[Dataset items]
--

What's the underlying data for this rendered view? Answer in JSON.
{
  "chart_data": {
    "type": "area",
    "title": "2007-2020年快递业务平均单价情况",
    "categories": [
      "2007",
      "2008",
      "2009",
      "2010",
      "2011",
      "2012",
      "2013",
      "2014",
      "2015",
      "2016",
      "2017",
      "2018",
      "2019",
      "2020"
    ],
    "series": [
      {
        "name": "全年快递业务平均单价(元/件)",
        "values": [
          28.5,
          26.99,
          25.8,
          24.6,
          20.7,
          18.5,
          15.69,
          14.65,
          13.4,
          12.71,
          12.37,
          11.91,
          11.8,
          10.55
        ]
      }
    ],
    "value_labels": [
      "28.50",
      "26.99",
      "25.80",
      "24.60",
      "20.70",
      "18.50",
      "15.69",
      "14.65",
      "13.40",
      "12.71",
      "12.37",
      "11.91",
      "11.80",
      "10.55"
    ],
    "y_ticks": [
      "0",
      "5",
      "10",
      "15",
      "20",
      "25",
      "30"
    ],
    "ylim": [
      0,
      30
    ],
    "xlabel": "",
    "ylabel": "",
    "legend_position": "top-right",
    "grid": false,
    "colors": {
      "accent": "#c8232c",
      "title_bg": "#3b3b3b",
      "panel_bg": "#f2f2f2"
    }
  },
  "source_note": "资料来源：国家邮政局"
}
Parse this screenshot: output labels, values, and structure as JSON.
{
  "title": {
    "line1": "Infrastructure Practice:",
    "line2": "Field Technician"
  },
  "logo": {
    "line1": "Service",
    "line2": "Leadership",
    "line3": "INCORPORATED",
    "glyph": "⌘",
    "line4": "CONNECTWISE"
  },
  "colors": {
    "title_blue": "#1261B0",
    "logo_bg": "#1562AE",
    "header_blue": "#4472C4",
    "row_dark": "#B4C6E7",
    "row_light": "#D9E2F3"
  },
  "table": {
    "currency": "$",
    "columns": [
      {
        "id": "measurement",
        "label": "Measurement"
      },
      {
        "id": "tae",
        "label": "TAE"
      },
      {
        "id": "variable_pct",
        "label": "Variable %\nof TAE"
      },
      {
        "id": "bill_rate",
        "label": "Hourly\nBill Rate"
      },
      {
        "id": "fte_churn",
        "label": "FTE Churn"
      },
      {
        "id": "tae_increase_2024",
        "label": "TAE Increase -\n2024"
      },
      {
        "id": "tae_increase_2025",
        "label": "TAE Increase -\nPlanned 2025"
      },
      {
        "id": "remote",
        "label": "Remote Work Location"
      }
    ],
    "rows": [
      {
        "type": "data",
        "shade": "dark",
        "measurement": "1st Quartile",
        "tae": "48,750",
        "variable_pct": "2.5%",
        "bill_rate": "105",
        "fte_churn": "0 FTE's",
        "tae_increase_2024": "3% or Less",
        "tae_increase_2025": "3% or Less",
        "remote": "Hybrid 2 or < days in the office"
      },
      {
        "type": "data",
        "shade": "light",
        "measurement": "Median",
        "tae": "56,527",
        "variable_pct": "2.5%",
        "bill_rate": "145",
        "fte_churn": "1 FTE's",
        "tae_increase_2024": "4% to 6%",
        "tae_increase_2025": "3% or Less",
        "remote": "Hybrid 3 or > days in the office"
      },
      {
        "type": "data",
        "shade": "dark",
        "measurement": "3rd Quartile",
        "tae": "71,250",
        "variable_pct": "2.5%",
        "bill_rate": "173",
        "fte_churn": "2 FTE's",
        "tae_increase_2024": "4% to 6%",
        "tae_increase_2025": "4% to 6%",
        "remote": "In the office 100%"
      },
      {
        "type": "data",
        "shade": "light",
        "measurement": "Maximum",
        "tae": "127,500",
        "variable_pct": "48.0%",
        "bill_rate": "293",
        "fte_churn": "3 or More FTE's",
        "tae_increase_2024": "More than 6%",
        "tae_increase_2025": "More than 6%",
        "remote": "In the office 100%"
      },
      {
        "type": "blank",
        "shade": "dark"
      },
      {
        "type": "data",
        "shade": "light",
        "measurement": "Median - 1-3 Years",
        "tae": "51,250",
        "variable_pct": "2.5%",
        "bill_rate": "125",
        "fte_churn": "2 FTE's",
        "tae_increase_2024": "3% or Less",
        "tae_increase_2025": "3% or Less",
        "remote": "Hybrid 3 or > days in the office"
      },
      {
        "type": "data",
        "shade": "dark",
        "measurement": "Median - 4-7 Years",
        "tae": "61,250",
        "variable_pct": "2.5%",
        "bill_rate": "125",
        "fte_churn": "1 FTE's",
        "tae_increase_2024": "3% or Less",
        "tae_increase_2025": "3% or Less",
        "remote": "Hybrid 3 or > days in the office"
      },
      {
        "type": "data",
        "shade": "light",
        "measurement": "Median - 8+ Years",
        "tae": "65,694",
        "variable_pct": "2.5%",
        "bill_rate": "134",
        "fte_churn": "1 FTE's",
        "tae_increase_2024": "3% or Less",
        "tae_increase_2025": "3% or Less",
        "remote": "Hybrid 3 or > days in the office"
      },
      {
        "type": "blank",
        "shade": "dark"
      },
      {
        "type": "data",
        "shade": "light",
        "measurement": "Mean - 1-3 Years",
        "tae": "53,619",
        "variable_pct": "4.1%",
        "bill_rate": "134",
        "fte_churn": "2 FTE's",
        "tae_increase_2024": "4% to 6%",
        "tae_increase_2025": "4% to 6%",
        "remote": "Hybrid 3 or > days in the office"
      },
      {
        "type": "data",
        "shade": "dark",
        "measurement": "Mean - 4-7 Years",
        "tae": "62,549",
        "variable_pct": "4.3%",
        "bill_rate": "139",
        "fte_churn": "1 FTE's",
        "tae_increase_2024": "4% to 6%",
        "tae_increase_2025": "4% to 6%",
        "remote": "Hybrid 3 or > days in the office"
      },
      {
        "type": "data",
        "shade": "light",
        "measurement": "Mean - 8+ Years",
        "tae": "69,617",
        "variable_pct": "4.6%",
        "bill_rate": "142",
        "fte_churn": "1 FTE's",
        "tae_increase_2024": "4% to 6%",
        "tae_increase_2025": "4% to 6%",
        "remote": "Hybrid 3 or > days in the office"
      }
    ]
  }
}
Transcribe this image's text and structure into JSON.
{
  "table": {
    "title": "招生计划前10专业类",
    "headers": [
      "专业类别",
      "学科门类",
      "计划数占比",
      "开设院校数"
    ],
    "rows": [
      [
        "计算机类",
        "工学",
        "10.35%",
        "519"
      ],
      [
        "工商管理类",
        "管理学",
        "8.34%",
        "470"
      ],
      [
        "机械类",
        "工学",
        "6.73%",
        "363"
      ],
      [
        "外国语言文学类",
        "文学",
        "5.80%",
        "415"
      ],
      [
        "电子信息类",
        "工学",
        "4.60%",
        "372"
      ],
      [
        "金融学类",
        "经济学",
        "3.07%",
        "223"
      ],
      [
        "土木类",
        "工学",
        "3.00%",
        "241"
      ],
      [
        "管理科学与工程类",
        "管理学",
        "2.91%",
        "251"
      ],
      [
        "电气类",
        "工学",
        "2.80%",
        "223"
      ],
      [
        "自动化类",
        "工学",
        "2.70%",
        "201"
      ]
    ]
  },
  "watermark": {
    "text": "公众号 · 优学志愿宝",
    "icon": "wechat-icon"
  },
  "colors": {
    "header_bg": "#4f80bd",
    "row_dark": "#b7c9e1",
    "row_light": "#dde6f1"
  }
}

--

Exercise details: Write out all the records above again, exactly as they stand.

Written solution:
What's the underlying data for this rendered view? Answer in JSON.
{
  "chart_data": {
    "type": "area",
    "title": "2007-2020年快递业务平均单价情况",
    "categories": [
      "2007",
      "2008",
      "2009",
      "2010",
      "2011",
      "2012",
      "2013",
      "2014",
      "2015",
      "2016",
      "2017",
      "2018",
      "2019",
      "2020"
    ],
    "series": [
      {
        "name": "全年快递业务平均单价(元/件)",
        "values": [
          28.5,
          26.99,
          25.8,
          24.6,
          20.7,
          18.5,
          15.69,
          14.65,
          13.4,
          12.71,
          12.37,
          11.91,
          11.8,
          10.55
        ]
      }
    ],
    "value_labels": [
      "28.50",
      "26.99",
      "25.80",
      "24.60",
      "20.70",
      "18.50",
      "15.69",
      "14.65",
      "13.40",
      "12.71",
      "12.37",
      "11.91",
      "11.80",
      "10.55"
    ],
    "y_ticks": [
      "0",
      "5",
      "10",
      "15",
      "20",
      "25",
      "30"
    ],
    "ylim": [
      0,
      30
    ],
    "xlabel": "",
    "ylabel": "",
    "legend_position": "top-right",
    "grid": false,
    "colors": {
      "accent": "#c8232c",
      "title_bg": "#3b3b3b",
      "panel_bg": "#f2f2f2"
    }
  },
  "source_note": "资料来源：国家邮政局"
}
Parse this screenshot: output labels, values, and structure as JSON.
{
  "title": {
    "line1": "Infrastructure Practice:",
    "line2": "Field Technician"
  },
  "logo": {
    "line1": "Service",
    "line2": "Leadership",
    "line3": "INCORPORATED",
    "glyph": "⌘",
    "line4": "CONNECTWISE"
  },
  "colors": {
    "title_blue": "#1261B0",
    "logo_bg": "#1562AE",
    "header_blue": "#4472C4",
    "row_dark": "#B4C6E7",
    "row_light": "#D9E2F3"
  },
  "table": {
    "currency": "$",
    "columns": [
      {
        "id": "measurement",
        "label": "Measurement"
      },
      {
        "id": "tae",
        "label": "TAE"
      },
      {
        "id": "variable_pct",
        "label": "Variable %\nof TAE"
      },
      {
        "id": "bill_rate",
        "label": "Hourly\nBill Rate"
      },
      {
        "id": "fte_churn",
        "label": "FTE Churn"
      },
      {
        "id": "tae_increase_2024",
        "label": "TAE Increase -\n2024"
      },
      {
        "id": "tae_increase_2025",
        "label": "TAE Increase -\nPlanned 2025"
      },
      {
        "id": "remote",
        "label": "Remote Work Location"
      }
    ],
    "rows": [
      {
        "type": "data",
        "shade": "dark",
        "measurement": "1st Quartile",
        "tae": "48,750",
        "variable_pct": "2.5%",
        "bill_rate": "105",
        "fte_churn": "0 FTE's",
        "tae_increase_2024": "3% or Less",
        "tae_increase_2025": "3% or Less",
        "remote": "Hybrid 2 or < days in the office"
      },
      {
        "type": "data",
        "shade": "light",
        "measurement": "Median",
        "tae": "56,527",
        "variable_pct": "2.5%",
        "bill_rate": "145",
        "fte_churn": "1 FTE's",
        "tae_increase_2024": "4% to 6%",
        "tae_increase_2025": "3% or Less",
        "remote": "Hybrid 3 or > days in the office"
      },
      {
        "type": "data",
        "shade": "dark",
        "measurement": "3rd Quartile",
        "tae": "71,250",
        "variable_pct": "2.5%",
        "bill_rate": "173",
        "fte_churn": "2 FTE's",
        "tae_increase_2024": "4% to 6%",
        "tae_increase_2025": "4% to 6%",
        "remote": "In the office 100%"
      },
      {
        "type": "data",
        "shade": "light",
        "measurement": "Maximum",
        "tae": "127,500",
        "variable_pct": "48.0%",
        "bill_rate": "293",
        "fte_churn": "3 or More FTE's",
        "tae_increase_2024": "More than 6%",
        "tae_increase_2025": "More than 6%",
        "remote": "In the office 100%"
      },
      {
        "type": "blank",
        "shade": "dark"
      },
      {
        "type": "data",
        "shade": "light",
        "measurement": "Median - 1-3 Years",
        "tae": "51,250",
        "variable_pct": "2.5%",
        "bill_rate": "125",
        "fte_churn": "2 FTE's",
        "tae_increase_2024": "3% or Less",
        "tae_increase_2025": "3% or Less",
        "remote": "Hybrid 3 or > days in the office"
      },
      {
        "type": "data",
        "shade": "dark",
        "measurement": "Median - 4-7 Years",
        "tae": "61,250",
        "variable_pct": "2.5%",
        "bill_rate": "125",
        "fte_churn": "1 FTE's",
        "tae_increase_2024": "3% or Less",
        "tae_increase_2025": "3% or Less",
        "remote": "Hybrid 3 or > days in the office"
      },
      {
        "type": "data",
        "shade": "light",
        "measurement": "Median - 8+ Years",
        "tae": "65,694",
        "variable_pct": "2.5%",
        "bill_rate": "134",
        "fte_churn": "1 FTE's",
        "tae_increase_2024": "3% or Less",
        "tae_increase_2025": "3% or Less",
        "remote": "Hybrid 3 or > days in the office"
      },
      {
        "type": "blank",
        "shade": "dark"
      },
      {
        "type": "data",
        "shade": "light",
        "measurement": "Mean - 1-3 Years",
        "tae": "53,619",
        "variable_pct": "4.1%",
        "bill_rate": "134",
        "fte_churn": "2 FTE's",
        "tae_increase_2024": "4% to 6%",
        "tae_increase_2025": "4% to 6%",
        "remote": "Hybrid 3 or > days in the office"
      },
      {
        "type": "data",
        "shade": "dark",
        "measurement": "Mean - 4-7 Years",
        "tae": "62,549",
        "variable_pct": "4.3%",
        "bill_rate": "139",
        "fte_churn": "1 FTE's",
        "tae_increase_2024": "4% to 6%",
        "tae_increase_2025": "4% to 6%",
        "remote": "Hybrid 3 or > days in the office"
      },
      {
        "type": "data",
        "shade": "light",
        "measurement": "Mean - 8+ Years",
        "tae": "69,617",
        "variable_pct": "4.6%",
        "bill_rate": "142",
        "fte_churn": "1 FTE's",
        "tae_increase_2024": "4% to 6%",
        "tae_increase_2025": "4% to 6%",
        "remote": "Hybrid 3 or > days in the office"
      }
    ]
  }
}
Transcribe this image's text and structure into JSON.
{
  "table": {
    "title": "招生计划前10专业类",
    "headers": [
      "专业类别",
      "学科门类",
      "计划数占比",
      "开设院校数"
    ],
    "rows": [
      [
        "计算机类",
        "工学",
        "10.35%",
        "519"
      ],
      [
        "工商管理类",
        "管理学",
        "8.34%",
        "470"
      ],
      [
        "机械类",
        "工学",
        "6.73%",
        "363"
      ],
      [
        "外国语言文学类",
        "文学",
        "5.80%",
        "415"
      ],
      [
        "电子信息类",
        "工学",
        "4.60%",
        "372"
      ],
      [
        "金融学类",
        "经济学",
        "3.07%",
        "223"
      ],
      [
        "土木类",
        "工学",
        "3.00%",
        "241"
      ],
      [
        "管理科学与工程类",
        "管理学",
        "2.91%",
        "251"
      ],
      [
        "电气类",
        "工学",
        "2.80%",
        "223"
      ],
      [
        "自动化类",
        "工学",
        "2.70%",
        "201"
      ]
    ]
  },
  "watermark": {
    "text": "公众号 · 优学志愿宝",
    "icon": "wechat-icon"
  },
  "colors": {
    "header_bg": "#4f80bd",
    "row_dark": "#b7c9e1",
    "row_light": "#dde6f1"
  }
}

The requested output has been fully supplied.